Records supplied:
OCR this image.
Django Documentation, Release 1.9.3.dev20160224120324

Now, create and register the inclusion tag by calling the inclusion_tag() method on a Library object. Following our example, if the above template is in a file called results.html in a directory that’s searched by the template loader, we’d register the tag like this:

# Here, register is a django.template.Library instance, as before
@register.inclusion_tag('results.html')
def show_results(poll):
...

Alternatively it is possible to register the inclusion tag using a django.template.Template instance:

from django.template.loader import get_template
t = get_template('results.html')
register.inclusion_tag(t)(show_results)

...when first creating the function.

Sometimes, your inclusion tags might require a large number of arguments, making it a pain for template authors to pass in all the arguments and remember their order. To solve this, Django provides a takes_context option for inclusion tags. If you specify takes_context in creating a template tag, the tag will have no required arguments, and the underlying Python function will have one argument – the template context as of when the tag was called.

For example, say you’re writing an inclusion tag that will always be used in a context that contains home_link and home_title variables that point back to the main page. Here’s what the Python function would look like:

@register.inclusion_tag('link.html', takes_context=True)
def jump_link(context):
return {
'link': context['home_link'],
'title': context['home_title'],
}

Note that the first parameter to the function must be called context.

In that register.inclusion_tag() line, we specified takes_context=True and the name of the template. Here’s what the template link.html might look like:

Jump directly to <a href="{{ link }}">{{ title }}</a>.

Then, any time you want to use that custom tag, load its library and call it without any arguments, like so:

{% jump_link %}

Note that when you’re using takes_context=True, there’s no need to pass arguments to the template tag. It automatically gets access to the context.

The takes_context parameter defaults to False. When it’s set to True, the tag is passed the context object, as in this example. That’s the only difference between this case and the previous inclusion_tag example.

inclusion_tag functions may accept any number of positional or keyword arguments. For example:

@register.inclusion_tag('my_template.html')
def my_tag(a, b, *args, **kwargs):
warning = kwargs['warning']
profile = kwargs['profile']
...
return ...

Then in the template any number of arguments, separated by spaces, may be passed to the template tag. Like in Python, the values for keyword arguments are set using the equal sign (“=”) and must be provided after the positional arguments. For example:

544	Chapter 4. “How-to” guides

Exercise aim:
Where does the word "positional" appear? Return each line that holds it.

Answer to the exercise:
inclusion_tag functions may accept any number of positional or keyword arguments. For example:
Then in the template any number of arguments, separated by spaces, may be passed to the template tag. Like in Python, the values for keyword arguments are set using the equal sign (“=”) and must be provided after the positional arguments. For example:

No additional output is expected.